- _THE EXERCISE_:
Return each line containing "PCNN".

[Items from a figure collection]
-- -- --
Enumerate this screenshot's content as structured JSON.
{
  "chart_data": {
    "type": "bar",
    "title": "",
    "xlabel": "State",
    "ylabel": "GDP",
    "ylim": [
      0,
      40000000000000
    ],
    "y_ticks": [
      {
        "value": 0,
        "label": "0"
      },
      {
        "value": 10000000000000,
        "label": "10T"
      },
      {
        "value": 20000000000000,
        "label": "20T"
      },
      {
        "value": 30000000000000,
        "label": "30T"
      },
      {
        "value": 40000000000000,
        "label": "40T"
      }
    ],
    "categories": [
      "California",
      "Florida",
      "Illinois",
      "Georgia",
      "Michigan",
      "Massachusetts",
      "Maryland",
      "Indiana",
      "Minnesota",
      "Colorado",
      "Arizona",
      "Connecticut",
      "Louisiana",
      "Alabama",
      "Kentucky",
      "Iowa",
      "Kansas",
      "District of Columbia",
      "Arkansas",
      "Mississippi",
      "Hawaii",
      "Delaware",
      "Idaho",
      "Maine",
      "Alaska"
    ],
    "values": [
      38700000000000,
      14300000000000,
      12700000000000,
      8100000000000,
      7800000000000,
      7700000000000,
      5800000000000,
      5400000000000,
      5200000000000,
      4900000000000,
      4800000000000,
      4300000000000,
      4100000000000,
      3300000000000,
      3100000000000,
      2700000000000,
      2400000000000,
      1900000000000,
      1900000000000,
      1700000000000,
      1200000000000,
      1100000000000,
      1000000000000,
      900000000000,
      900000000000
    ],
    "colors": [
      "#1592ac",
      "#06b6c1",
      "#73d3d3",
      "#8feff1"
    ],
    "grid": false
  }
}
-- -- --
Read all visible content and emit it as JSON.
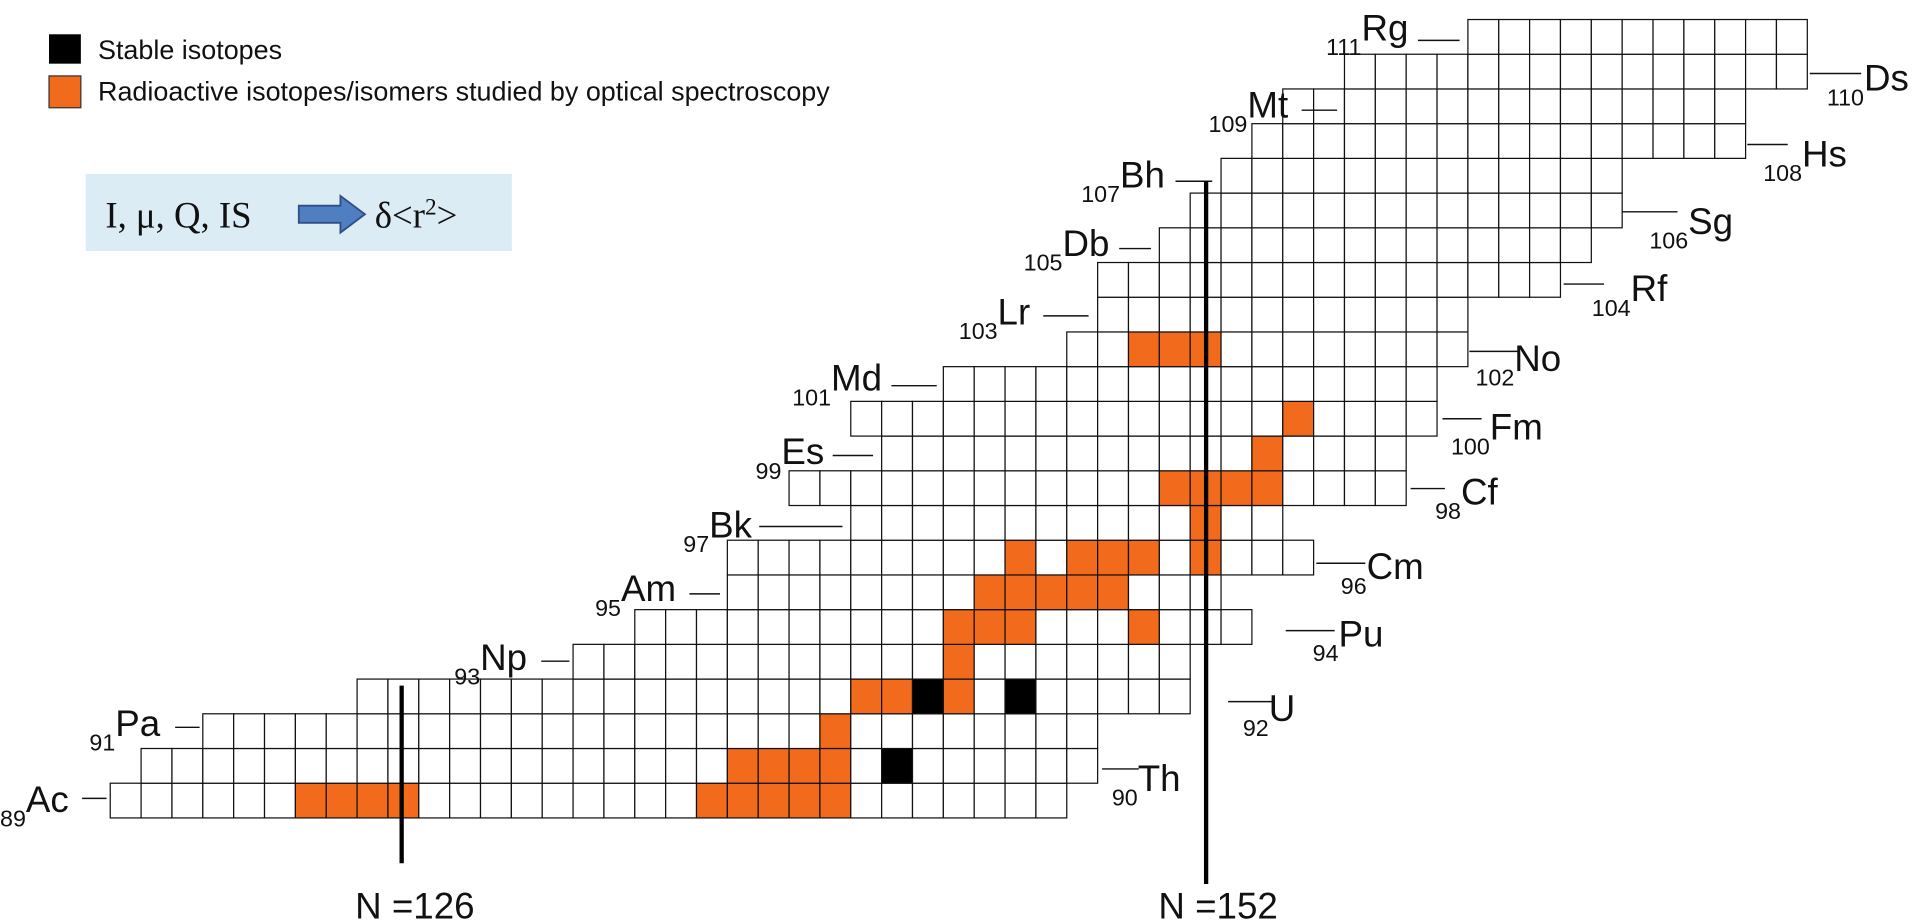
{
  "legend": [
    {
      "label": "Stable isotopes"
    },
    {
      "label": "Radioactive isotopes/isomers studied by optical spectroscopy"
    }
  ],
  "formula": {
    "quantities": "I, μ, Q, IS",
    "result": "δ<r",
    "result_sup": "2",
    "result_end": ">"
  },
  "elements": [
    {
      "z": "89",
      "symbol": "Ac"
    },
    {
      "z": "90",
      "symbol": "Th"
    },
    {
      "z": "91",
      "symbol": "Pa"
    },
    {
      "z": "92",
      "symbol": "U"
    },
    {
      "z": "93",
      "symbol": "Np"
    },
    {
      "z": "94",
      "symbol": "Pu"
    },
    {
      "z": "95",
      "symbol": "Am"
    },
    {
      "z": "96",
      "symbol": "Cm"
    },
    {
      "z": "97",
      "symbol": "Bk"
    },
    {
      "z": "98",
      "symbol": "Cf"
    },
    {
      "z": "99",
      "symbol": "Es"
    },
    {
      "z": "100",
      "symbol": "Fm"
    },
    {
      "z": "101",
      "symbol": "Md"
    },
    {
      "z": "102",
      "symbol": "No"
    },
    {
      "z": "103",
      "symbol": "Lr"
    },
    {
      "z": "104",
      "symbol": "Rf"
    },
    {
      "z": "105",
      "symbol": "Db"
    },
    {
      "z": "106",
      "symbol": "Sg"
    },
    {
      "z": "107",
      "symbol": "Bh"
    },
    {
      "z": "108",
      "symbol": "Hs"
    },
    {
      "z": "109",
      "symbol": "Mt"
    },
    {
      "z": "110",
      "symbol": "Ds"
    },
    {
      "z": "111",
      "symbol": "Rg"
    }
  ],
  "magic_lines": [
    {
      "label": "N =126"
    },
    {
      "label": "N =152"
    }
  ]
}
-- -- --
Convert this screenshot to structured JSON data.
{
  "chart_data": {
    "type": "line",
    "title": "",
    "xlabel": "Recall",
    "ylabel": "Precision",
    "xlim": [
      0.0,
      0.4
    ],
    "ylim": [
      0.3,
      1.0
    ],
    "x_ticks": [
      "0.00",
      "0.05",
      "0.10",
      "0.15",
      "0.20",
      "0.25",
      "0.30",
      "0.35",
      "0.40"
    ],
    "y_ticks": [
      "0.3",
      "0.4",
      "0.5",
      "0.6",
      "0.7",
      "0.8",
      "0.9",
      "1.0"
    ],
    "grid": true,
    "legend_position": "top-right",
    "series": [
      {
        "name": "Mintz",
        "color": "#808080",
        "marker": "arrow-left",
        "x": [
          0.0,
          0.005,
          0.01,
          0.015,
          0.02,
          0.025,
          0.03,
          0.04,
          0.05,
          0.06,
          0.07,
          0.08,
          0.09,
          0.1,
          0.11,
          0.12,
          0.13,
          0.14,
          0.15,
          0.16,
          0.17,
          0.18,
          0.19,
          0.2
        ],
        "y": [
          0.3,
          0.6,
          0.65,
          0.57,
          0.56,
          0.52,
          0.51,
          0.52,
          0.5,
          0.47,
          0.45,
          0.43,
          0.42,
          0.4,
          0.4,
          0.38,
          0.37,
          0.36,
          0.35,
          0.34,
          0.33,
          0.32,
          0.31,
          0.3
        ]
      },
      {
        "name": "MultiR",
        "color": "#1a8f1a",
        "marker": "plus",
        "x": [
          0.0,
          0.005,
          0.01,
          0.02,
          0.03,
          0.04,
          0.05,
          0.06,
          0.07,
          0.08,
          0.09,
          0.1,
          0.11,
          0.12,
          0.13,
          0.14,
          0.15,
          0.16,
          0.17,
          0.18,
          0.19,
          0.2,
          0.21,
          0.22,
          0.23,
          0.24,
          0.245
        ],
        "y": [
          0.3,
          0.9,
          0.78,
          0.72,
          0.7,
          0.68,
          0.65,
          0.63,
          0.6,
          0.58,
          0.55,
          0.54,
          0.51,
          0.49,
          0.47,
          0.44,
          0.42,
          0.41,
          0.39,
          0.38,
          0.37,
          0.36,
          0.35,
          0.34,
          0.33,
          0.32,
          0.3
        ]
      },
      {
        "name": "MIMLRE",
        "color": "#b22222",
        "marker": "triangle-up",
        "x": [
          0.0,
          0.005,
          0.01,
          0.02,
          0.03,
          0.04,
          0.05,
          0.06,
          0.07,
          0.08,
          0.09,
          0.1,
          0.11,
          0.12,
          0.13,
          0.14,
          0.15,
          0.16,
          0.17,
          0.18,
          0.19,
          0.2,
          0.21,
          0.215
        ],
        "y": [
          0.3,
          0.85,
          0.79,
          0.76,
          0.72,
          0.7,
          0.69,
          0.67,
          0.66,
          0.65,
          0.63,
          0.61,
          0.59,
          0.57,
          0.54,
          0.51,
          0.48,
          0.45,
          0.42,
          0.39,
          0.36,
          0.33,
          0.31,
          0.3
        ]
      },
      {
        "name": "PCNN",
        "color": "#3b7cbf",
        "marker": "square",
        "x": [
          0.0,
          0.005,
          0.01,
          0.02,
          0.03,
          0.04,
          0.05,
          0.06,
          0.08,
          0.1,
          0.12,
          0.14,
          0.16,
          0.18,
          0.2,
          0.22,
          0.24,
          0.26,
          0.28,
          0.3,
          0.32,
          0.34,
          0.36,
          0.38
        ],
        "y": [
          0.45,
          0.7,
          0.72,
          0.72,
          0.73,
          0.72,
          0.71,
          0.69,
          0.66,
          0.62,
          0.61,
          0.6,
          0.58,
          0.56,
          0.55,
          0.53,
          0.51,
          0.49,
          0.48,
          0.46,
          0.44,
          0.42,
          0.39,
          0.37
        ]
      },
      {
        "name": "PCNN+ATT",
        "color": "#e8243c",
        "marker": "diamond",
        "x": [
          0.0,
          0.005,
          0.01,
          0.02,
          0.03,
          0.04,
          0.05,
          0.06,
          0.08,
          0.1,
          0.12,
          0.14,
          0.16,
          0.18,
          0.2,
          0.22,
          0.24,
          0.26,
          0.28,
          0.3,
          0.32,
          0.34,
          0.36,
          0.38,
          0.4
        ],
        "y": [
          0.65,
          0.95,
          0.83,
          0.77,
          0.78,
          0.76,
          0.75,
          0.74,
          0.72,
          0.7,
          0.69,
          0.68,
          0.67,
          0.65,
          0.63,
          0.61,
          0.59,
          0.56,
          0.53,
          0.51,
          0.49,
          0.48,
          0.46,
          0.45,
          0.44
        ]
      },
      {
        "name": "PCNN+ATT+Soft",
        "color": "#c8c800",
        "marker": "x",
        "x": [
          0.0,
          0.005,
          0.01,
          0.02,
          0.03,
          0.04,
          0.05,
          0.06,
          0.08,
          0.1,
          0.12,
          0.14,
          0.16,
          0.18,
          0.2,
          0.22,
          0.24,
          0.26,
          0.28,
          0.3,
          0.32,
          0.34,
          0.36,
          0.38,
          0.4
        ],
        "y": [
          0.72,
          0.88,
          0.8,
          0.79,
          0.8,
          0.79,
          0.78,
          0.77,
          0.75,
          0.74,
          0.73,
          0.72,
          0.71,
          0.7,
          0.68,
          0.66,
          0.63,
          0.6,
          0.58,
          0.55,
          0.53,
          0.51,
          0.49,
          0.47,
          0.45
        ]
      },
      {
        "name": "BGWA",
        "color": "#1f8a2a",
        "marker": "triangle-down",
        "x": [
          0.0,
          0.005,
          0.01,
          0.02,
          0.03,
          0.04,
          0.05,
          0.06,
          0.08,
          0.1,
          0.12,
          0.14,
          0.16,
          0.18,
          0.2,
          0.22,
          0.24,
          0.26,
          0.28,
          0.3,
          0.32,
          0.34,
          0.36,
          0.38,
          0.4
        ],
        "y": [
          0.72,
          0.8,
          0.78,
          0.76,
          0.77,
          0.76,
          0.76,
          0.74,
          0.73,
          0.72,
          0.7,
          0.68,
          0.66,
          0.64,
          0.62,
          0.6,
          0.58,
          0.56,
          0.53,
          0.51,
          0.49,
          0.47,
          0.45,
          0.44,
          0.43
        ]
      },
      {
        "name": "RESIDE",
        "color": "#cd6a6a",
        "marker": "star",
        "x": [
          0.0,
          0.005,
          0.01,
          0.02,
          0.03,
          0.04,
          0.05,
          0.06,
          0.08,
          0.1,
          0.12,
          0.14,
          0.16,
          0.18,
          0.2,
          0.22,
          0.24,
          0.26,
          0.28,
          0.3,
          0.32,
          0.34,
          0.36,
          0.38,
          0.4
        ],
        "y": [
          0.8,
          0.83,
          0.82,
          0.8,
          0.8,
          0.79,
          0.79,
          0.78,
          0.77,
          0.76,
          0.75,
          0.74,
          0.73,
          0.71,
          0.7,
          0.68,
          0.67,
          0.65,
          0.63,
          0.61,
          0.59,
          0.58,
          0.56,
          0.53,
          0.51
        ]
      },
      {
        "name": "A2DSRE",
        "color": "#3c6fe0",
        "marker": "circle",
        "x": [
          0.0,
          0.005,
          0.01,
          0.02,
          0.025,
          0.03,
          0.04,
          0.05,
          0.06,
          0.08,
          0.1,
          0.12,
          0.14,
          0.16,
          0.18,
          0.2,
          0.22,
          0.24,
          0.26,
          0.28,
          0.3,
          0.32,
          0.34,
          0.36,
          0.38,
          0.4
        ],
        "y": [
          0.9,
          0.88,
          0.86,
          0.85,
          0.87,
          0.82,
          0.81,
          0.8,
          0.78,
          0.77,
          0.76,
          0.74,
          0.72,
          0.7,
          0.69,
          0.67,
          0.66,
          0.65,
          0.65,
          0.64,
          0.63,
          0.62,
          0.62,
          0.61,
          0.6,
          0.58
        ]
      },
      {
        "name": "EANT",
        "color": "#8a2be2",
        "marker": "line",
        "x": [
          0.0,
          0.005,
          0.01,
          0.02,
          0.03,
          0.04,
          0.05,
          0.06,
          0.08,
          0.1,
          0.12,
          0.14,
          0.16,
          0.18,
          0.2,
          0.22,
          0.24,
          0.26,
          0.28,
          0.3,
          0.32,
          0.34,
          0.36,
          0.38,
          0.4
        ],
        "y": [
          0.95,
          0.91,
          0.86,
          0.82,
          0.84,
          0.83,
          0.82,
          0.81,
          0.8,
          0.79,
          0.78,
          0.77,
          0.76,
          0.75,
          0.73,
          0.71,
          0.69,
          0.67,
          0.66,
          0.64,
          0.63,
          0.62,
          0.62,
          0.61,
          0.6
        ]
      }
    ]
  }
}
-- -- --
- _RESULT_:
        "name": "PCNN",
        "name": "PCNN+ATT",
        "name": "PCNN+ATT+Soft",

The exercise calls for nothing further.